● **練習問題**: 以下の行をすべて一字一句変えずに書き写しなさい。ただし、画像は解答に含めないこと。

● **提供データ**:
================

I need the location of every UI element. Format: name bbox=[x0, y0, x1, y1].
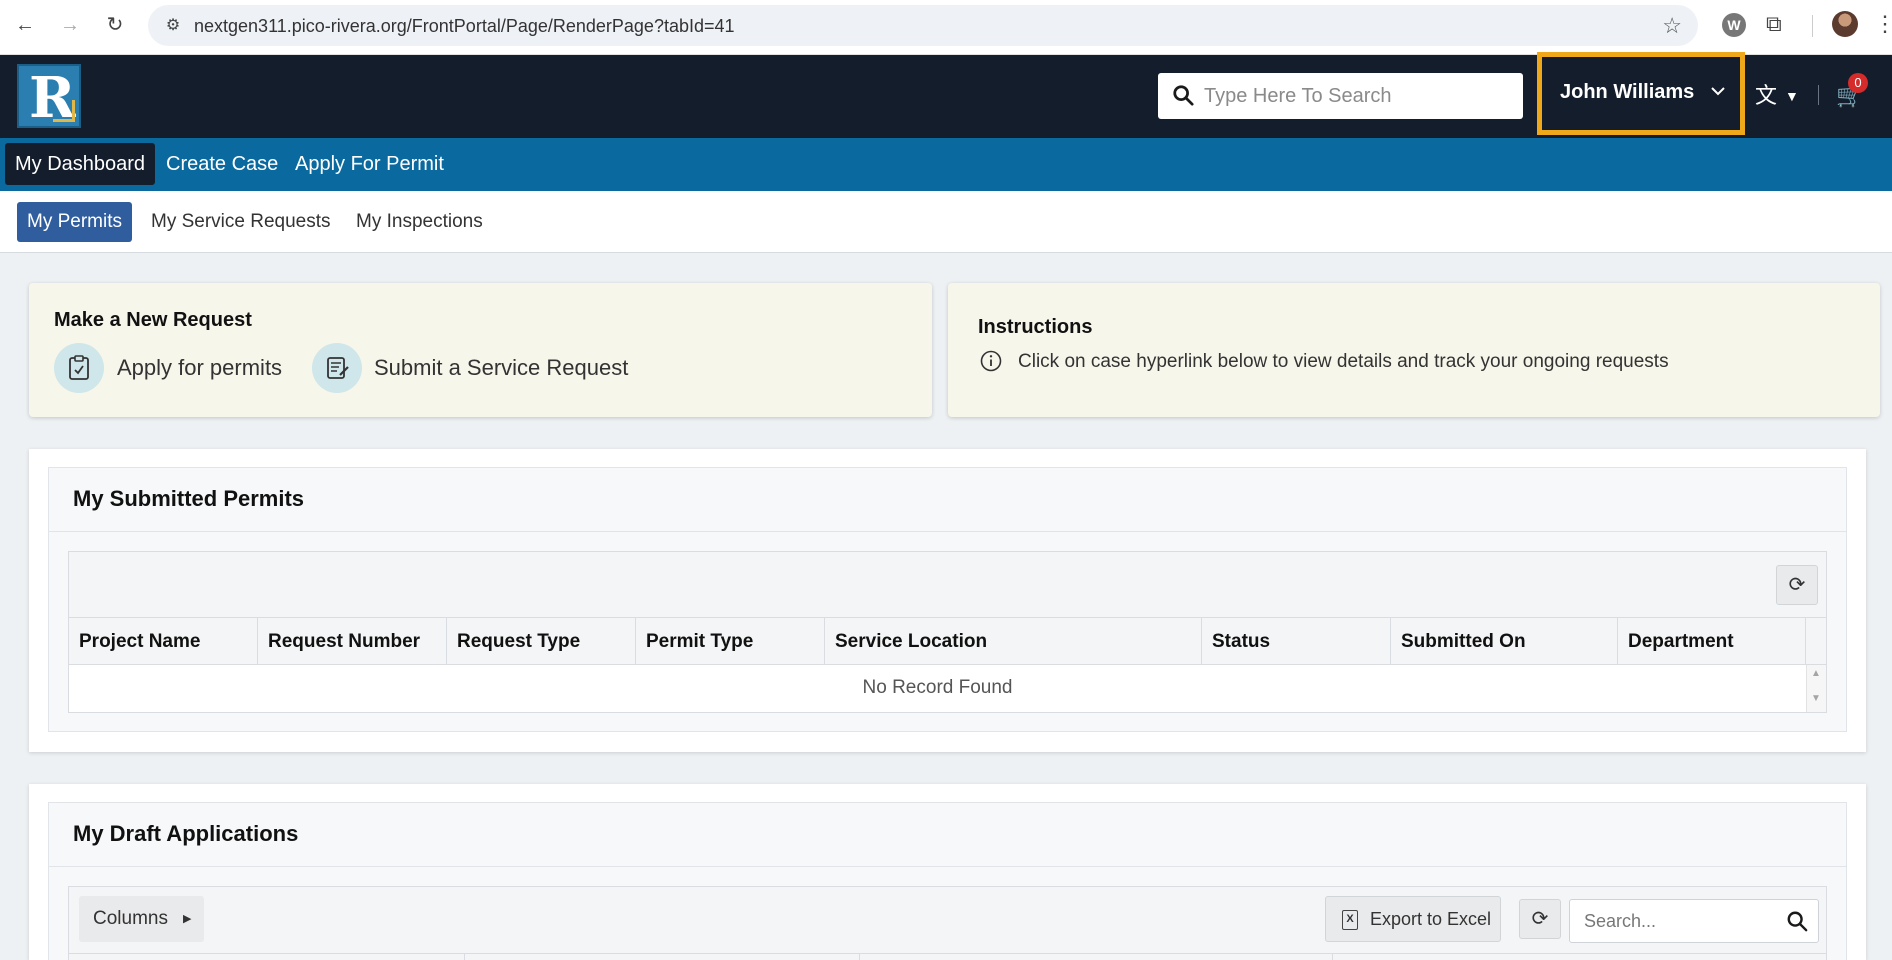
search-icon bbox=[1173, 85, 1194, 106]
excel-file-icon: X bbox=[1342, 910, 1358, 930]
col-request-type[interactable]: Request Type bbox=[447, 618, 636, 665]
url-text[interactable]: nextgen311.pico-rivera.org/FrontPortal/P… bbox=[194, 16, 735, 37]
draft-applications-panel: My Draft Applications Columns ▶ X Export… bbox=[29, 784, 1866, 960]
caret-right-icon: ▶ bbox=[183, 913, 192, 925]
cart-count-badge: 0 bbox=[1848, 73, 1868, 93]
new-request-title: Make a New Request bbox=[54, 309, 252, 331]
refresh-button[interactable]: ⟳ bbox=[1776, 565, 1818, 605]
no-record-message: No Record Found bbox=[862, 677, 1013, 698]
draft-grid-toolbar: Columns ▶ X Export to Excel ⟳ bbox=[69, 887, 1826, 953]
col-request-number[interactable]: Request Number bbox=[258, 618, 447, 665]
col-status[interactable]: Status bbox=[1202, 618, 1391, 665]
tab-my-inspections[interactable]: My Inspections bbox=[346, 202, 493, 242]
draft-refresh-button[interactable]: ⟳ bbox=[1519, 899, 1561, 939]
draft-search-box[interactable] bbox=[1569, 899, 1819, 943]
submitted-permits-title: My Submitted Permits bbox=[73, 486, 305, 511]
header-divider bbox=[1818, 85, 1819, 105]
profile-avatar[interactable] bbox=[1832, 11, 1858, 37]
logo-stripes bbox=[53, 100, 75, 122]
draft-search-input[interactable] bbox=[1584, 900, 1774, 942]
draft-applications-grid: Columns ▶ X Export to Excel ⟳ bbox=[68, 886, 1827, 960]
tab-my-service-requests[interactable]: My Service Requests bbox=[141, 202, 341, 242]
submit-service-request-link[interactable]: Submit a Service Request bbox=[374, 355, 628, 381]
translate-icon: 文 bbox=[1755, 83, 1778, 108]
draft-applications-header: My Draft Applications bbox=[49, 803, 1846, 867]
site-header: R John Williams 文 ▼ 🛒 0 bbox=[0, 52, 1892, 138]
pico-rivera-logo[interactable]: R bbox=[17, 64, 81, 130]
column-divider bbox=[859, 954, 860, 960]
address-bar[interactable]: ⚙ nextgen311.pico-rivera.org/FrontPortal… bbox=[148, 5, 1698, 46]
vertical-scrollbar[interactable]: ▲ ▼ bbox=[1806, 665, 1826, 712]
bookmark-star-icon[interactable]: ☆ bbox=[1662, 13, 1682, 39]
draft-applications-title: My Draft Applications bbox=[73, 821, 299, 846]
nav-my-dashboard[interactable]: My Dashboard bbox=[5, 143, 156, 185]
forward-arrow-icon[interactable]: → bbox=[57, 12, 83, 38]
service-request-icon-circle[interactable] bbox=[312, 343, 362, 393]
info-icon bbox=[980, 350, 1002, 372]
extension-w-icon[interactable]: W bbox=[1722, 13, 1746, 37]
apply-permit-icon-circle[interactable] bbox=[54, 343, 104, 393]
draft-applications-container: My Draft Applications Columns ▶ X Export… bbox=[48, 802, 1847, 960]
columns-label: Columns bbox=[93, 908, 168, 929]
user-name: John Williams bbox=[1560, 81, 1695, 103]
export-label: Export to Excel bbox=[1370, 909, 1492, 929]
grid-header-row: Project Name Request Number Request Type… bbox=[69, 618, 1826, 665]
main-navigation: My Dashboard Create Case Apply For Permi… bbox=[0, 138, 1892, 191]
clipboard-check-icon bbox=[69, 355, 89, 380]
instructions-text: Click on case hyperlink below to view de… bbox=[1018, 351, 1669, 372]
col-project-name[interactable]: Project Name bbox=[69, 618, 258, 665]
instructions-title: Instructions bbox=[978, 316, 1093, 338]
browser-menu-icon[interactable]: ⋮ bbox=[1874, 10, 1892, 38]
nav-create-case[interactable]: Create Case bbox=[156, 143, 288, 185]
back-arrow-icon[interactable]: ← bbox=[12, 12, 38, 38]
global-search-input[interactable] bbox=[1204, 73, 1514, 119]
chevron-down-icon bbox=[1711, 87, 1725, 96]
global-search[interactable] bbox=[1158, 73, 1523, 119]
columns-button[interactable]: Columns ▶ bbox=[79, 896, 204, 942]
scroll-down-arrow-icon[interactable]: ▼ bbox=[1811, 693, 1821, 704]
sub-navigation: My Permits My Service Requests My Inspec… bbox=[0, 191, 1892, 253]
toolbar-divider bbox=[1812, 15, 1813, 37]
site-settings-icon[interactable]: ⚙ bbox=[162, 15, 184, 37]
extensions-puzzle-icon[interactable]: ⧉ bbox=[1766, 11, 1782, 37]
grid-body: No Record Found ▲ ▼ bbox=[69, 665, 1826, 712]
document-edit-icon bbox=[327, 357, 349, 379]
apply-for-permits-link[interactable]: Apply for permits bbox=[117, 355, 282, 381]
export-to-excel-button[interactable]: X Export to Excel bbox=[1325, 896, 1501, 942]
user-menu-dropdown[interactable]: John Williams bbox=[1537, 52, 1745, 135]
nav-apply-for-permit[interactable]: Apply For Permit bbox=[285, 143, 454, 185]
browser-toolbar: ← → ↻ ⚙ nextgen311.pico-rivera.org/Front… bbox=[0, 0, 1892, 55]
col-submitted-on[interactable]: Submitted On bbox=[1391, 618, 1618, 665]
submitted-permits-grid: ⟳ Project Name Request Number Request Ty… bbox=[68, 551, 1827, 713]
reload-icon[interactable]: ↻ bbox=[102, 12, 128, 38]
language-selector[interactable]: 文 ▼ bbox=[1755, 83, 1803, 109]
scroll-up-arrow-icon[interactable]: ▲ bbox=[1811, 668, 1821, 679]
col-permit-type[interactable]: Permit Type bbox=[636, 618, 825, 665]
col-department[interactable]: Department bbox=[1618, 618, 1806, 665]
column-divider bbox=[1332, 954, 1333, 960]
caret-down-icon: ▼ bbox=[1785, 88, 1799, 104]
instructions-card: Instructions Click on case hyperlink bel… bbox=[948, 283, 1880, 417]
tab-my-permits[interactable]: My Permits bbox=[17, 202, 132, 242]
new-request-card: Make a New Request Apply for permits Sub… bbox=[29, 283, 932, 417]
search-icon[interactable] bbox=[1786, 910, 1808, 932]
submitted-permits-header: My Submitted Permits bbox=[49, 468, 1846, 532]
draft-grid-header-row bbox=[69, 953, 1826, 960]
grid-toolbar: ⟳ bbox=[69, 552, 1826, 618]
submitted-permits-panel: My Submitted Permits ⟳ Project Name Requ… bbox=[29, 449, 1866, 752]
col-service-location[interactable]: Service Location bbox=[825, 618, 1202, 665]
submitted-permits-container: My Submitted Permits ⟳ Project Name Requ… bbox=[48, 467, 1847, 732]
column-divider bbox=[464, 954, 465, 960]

================

● **模範解答**:
I need the location of every UI element. Format: name bbox=[x0, y0, x1, y1].
search-icon bbox=[1173, 85, 1194, 106]
excel-file-icon: X bbox=[1342, 910, 1358, 930]
col-request-type[interactable]: Request Type bbox=[447, 618, 636, 665]
url-text[interactable]: nextgen311.pico-rivera.org/FrontPortal/P… bbox=[194, 16, 735, 37]
draft-applications-panel: My Draft Applications Columns ▶ X Export… bbox=[29, 784, 1866, 960]
caret-right-icon: ▶ bbox=[183, 913, 192, 925]
cart-count-badge: 0 bbox=[1848, 73, 1868, 93]
new-request-title: Make a New Request bbox=[54, 309, 252, 331]
refresh-button[interactable]: ⟳ bbox=[1776, 565, 1818, 605]
no-record-message: No Record Found bbox=[862, 677, 1013, 698]
draft-grid-toolbar: Columns ▶ X Export to Excel ⟳ bbox=[69, 887, 1826, 953]
col-request-number[interactable]: Request Number bbox=[258, 618, 447, 665]
col-status[interactable]: Status bbox=[1202, 618, 1391, 665]
tab-my-inspections[interactable]: My Inspections bbox=[346, 202, 493, 242]
draft-refresh-button[interactable]: ⟳ bbox=[1519, 899, 1561, 939]
draft-search-box[interactable] bbox=[1569, 899, 1819, 943]
submitted-permits-title: My Submitted Permits bbox=[73, 486, 305, 511]
header-divider bbox=[1818, 85, 1819, 105]
profile-avatar[interactable] bbox=[1832, 11, 1858, 37]
logo-stripes bbox=[53, 100, 75, 122]
draft-search-input[interactable] bbox=[1584, 900, 1774, 942]
draft-applications-grid: Columns ▶ X Export to Excel ⟳ bbox=[68, 886, 1827, 960]
tab-my-service-requests[interactable]: My Service Requests bbox=[141, 202, 341, 242]
submit-service-request-link[interactable]: Submit a Service Request bbox=[374, 355, 628, 381]
translate-icon: 文 bbox=[1755, 83, 1778, 108]
draft-applications-header: My Draft Applications bbox=[49, 803, 1846, 867]
site-header: R John Williams 文 ▼ 🛒 0 bbox=[0, 52, 1892, 138]
pico-rivera-logo[interactable]: R bbox=[17, 64, 81, 130]
column-divider bbox=[859, 954, 860, 960]
address-bar[interactable]: ⚙ nextgen311.pico-rivera.org/FrontPortal… bbox=[148, 5, 1698, 46]
vertical-scrollbar[interactable]: ▲ ▼ bbox=[1806, 665, 1826, 712]
bookmark-star-icon[interactable]: ☆ bbox=[1662, 13, 1682, 39]
draft-applications-title: My Draft Applications bbox=[73, 821, 299, 846]
nav-my-dashboard[interactable]: My Dashboard bbox=[5, 143, 156, 185]
forward-arrow-icon[interactable]: → bbox=[57, 12, 83, 38]
service-request-icon-circle[interactable] bbox=[312, 343, 362, 393]
info-icon bbox=[980, 350, 1002, 372]
extension-w-icon[interactable]: W bbox=[1722, 13, 1746, 37]
apply-permit-icon-circle[interactable] bbox=[54, 343, 104, 393]
draft-applications-container: My Draft Applications Columns ▶ X Export… bbox=[48, 802, 1847, 960]
columns-label: Columns bbox=[93, 908, 168, 929]
user-name: John Williams bbox=[1560, 81, 1695, 103]
export-label: Export to Excel bbox=[1370, 909, 1492, 929]
grid-header-row: Project Name Request Number Request Type… bbox=[69, 618, 1826, 665]
main-navigation: My Dashboard Create Case Apply For Permi… bbox=[0, 138, 1892, 191]
clipboard-check-icon bbox=[69, 355, 89, 380]
instructions-text: Click on case hyperlink below to view de… bbox=[1018, 351, 1669, 372]
col-project-name[interactable]: Project Name bbox=[69, 618, 258, 665]
instructions-title: Instructions bbox=[978, 316, 1093, 338]
browser-menu-icon[interactable]: ⋮ bbox=[1874, 10, 1892, 38]
nav-create-case[interactable]: Create Case bbox=[156, 143, 288, 185]
back-arrow-icon[interactable]: ← bbox=[12, 12, 38, 38]
global-search-input[interactable] bbox=[1204, 73, 1514, 119]
chevron-down-icon bbox=[1711, 87, 1725, 96]
global-search[interactable] bbox=[1158, 73, 1523, 119]
columns-button[interactable]: Columns ▶ bbox=[79, 896, 204, 942]
scroll-down-arrow-icon[interactable]: ▼ bbox=[1811, 693, 1821, 704]
sub-navigation: My Permits My Service Requests My Inspec… bbox=[0, 191, 1892, 253]
toolbar-divider bbox=[1812, 15, 1813, 37]
site-settings-icon[interactable]: ⚙ bbox=[162, 15, 184, 37]
extensions-puzzle-icon[interactable]: ⧉ bbox=[1766, 11, 1782, 37]
grid-body: No Record Found ▲ ▼ bbox=[69, 665, 1826, 712]
document-edit-icon bbox=[327, 357, 349, 379]
apply-for-permits-link[interactable]: Apply for permits bbox=[117, 355, 282, 381]
export-to-excel-button[interactable]: X Export to Excel bbox=[1325, 896, 1501, 942]
user-menu-dropdown[interactable]: John Williams bbox=[1537, 52, 1745, 135]
nav-apply-for-permit[interactable]: Apply For Permit bbox=[285, 143, 454, 185]
browser-toolbar: ← → ↻ ⚙ nextgen311.pico-rivera.org/Front… bbox=[0, 0, 1892, 55]
col-submitted-on[interactable]: Submitted On bbox=[1391, 618, 1618, 665]
submitted-permits-grid: ⟳ Project Name Request Number Request Ty… bbox=[68, 551, 1827, 713]
reload-icon[interactable]: ↻ bbox=[102, 12, 128, 38]
language-selector[interactable]: 文 ▼ bbox=[1755, 83, 1803, 109]
scroll-up-arrow-icon[interactable]: ▲ bbox=[1811, 668, 1821, 679]
col-permit-type[interactable]: Permit Type bbox=[636, 618, 825, 665]
col-department[interactable]: Department bbox=[1618, 618, 1806, 665]
column-divider bbox=[1332, 954, 1333, 960]
caret-down-icon: ▼ bbox=[1785, 88, 1799, 104]
instructions-card: Instructions Click on case hyperlink bel… bbox=[948, 283, 1880, 417]
tab-my-permits[interactable]: My Permits bbox=[17, 202, 132, 242]
new-request-card: Make a New Request Apply for permits Sub… bbox=[29, 283, 932, 417]
search-icon[interactable] bbox=[1786, 910, 1808, 932]
submitted-permits-header: My Submitted Permits bbox=[49, 468, 1846, 532]
draft-grid-header-row bbox=[69, 953, 1826, 960]
grid-toolbar: ⟳ bbox=[69, 552, 1826, 618]
submitted-permits-panel: My Submitted Permits ⟳ Project Name Requ… bbox=[29, 449, 1866, 752]
col-service-location[interactable]: Service Location bbox=[825, 618, 1202, 665]
submitted-permits-container: My Submitted Permits ⟳ Project Name Requ… bbox=[48, 467, 1847, 732]
column-divider bbox=[464, 954, 465, 960]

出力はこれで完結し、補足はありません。